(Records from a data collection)
--

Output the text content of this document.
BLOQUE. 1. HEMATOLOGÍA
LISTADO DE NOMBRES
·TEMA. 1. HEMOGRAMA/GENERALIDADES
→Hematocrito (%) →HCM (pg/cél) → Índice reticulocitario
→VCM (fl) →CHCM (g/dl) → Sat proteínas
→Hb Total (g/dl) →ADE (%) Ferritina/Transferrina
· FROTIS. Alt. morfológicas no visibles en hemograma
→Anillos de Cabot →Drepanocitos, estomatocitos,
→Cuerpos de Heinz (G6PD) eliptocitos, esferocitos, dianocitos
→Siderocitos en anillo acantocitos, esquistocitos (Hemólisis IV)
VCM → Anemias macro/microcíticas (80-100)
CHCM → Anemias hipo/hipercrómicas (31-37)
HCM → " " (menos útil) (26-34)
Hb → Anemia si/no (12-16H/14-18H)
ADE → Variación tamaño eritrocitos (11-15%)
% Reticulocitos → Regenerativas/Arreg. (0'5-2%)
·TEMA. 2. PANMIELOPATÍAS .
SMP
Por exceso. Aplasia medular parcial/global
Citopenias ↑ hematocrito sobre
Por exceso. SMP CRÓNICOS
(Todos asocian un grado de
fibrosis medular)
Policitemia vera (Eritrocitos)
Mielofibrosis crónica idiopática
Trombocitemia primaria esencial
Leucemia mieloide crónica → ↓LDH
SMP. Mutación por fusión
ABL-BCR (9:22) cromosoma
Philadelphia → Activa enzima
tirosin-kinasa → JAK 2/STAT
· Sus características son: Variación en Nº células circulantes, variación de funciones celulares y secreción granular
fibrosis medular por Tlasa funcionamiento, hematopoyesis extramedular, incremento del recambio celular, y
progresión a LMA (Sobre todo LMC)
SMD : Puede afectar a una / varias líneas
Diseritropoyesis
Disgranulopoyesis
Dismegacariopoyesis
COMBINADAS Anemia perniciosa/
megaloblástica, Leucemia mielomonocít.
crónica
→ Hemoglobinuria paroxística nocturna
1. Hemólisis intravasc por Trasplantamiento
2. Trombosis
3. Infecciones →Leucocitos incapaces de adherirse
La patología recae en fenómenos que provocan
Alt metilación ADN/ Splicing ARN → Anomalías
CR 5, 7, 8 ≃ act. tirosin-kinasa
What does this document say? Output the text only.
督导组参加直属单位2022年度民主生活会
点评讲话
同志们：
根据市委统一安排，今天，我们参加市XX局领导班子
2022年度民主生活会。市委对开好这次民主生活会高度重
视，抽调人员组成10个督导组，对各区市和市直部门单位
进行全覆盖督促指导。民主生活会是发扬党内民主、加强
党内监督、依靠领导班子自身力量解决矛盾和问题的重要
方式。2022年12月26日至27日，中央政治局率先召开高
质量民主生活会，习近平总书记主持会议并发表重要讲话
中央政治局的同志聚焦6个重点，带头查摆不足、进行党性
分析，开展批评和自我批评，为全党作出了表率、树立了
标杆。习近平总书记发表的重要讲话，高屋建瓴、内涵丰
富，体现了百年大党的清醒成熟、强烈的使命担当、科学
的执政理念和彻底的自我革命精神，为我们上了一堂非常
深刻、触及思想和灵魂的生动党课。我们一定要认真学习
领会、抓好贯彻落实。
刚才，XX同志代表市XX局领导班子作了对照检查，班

--

Your task -
Point out every line holding the string "TEMA" and copy it.

Output for this task -
·TEMA. 1. HEMOGRAMA/GENERALIDADES
·TEMA. 2. PANMIELOPATÍAS .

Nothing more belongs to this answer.